Work required - Scan the material for the word "Supplier", and copy each line where it shows up.

Provided material -

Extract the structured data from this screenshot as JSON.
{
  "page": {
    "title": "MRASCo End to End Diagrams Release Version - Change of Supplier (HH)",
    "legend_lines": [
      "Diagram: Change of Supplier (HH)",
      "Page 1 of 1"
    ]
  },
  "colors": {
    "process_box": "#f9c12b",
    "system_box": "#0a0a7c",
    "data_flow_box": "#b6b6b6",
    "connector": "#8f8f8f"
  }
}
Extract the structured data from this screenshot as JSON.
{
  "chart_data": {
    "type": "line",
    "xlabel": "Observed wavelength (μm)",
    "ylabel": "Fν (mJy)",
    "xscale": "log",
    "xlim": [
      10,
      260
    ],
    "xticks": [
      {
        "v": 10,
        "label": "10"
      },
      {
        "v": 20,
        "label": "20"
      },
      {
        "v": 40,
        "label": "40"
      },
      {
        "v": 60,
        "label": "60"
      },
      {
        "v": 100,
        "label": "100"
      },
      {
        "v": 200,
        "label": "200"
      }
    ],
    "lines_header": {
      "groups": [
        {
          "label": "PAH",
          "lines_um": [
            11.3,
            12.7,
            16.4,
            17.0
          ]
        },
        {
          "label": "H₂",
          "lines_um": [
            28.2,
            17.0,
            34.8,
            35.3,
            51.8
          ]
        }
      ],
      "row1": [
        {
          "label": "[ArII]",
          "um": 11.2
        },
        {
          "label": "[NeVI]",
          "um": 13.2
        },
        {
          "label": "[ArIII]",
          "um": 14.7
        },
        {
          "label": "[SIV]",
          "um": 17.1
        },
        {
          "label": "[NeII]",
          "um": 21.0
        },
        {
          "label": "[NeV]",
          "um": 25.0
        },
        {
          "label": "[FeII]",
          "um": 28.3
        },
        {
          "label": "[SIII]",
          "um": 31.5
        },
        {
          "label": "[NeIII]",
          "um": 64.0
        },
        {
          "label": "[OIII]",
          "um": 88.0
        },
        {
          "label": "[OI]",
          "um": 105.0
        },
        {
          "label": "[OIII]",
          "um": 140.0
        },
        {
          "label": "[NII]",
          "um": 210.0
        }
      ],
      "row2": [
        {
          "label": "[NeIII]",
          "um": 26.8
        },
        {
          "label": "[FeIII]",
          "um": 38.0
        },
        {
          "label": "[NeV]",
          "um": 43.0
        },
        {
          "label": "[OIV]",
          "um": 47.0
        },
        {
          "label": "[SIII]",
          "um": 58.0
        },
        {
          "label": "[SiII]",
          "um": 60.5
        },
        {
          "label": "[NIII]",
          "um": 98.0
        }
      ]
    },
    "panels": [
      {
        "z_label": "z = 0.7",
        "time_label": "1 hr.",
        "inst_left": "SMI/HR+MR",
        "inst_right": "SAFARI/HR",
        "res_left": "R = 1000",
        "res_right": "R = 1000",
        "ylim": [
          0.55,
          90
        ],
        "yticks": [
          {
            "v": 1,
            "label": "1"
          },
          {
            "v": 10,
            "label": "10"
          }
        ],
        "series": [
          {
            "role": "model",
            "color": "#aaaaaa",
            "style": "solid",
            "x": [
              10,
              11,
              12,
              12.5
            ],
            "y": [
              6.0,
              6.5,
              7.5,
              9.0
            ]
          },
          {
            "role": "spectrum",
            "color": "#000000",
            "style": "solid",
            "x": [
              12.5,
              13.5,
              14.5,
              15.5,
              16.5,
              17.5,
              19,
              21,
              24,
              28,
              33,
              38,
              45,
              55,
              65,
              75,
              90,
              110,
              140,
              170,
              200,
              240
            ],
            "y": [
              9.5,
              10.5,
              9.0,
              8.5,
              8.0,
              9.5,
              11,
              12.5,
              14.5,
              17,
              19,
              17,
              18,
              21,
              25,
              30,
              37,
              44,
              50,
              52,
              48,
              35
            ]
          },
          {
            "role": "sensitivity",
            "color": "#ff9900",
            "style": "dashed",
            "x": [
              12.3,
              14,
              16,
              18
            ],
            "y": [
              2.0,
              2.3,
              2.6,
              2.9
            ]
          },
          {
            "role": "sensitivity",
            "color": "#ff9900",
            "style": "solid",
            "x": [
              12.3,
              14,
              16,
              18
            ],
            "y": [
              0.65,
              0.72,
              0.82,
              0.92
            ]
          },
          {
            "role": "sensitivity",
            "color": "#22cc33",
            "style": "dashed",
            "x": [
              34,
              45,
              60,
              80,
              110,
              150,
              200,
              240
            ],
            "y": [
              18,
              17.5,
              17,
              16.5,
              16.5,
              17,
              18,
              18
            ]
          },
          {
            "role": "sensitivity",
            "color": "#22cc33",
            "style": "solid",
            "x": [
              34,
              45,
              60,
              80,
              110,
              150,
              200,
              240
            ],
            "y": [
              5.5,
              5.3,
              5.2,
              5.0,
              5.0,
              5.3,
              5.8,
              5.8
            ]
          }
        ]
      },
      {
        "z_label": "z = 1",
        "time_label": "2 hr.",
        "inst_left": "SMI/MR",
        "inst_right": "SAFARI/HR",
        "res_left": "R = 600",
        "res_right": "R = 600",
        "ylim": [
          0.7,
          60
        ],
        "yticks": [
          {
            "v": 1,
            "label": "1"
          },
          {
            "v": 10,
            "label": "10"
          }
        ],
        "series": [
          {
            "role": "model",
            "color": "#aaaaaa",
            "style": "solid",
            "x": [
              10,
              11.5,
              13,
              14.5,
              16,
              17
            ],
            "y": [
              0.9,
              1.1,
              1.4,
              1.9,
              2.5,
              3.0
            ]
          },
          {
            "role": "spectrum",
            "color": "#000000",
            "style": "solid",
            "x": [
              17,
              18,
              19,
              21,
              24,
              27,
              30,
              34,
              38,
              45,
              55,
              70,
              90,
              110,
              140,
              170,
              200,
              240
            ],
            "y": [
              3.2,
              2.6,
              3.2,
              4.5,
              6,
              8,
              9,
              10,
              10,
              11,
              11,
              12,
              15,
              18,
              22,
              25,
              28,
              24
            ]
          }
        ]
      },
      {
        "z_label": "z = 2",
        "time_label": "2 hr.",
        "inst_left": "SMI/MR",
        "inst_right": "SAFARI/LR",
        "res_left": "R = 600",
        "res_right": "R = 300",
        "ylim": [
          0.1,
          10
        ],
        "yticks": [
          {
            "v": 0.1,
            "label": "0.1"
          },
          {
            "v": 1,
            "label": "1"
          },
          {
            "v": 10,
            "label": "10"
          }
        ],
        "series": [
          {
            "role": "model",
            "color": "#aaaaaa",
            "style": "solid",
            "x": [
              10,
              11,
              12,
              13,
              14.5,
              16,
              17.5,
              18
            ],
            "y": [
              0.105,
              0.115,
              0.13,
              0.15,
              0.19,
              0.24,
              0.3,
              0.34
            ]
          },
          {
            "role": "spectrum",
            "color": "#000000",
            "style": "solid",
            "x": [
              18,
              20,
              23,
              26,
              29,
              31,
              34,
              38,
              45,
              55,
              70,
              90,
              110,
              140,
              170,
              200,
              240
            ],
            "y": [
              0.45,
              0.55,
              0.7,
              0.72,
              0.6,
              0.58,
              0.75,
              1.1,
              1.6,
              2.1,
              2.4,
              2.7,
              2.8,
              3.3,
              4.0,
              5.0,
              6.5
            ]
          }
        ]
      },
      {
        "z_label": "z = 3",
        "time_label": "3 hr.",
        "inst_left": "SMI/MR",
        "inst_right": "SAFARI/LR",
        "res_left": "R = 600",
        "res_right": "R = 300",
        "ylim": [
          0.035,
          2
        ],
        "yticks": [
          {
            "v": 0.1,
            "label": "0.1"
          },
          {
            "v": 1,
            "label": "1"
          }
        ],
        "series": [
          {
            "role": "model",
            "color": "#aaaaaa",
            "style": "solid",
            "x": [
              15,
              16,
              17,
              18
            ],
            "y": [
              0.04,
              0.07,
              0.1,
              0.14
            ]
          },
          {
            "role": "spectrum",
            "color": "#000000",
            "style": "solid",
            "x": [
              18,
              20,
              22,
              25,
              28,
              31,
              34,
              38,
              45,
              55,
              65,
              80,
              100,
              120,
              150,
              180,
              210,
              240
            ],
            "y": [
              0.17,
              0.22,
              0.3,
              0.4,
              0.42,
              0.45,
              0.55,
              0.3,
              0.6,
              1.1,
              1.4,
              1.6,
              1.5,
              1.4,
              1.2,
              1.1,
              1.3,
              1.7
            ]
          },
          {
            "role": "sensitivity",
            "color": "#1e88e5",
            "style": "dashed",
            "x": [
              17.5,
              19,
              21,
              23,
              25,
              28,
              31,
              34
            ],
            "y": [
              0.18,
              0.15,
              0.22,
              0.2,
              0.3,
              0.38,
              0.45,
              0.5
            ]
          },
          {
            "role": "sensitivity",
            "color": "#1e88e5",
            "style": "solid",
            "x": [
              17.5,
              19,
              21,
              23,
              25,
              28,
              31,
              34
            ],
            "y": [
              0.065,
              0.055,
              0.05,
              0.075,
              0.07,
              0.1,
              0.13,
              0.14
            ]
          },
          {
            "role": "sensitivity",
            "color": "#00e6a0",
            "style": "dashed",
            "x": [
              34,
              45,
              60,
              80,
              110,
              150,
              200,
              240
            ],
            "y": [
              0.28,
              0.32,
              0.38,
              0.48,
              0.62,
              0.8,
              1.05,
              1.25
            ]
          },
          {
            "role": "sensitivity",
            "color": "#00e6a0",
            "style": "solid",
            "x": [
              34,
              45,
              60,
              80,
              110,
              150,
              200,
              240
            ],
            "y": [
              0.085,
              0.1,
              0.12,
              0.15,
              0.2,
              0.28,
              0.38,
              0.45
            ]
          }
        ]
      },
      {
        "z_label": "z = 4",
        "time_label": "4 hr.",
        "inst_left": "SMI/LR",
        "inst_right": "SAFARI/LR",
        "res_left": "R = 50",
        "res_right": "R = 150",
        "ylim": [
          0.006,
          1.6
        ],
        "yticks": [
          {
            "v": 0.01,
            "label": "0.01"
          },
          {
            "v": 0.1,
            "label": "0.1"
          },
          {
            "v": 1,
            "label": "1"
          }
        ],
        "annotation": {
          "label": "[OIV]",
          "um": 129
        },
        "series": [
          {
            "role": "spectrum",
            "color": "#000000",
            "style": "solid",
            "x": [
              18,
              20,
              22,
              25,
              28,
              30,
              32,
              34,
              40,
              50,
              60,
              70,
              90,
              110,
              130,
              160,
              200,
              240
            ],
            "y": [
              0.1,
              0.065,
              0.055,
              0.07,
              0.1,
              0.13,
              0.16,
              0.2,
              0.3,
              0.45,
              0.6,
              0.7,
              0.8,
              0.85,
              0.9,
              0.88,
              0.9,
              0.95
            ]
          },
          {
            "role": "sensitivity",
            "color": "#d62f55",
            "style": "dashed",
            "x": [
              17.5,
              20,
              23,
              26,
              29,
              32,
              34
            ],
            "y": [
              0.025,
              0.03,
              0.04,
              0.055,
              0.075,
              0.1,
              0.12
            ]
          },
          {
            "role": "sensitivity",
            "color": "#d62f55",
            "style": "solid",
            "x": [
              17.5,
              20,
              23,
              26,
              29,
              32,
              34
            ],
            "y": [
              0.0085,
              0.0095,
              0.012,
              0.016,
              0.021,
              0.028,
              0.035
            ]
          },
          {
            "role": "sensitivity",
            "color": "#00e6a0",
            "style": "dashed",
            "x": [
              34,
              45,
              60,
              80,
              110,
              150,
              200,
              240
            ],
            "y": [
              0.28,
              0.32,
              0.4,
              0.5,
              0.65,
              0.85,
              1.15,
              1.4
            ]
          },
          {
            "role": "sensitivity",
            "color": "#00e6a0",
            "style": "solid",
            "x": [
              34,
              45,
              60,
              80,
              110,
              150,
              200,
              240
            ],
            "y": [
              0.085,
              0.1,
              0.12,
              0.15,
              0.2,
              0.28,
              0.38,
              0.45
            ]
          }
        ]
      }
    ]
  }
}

Expected answer -
    "title": "MRASCo End to End Diagrams Release Version - Change of Supplier (HH)",
      "Diagram: Change of Supplier (HH)",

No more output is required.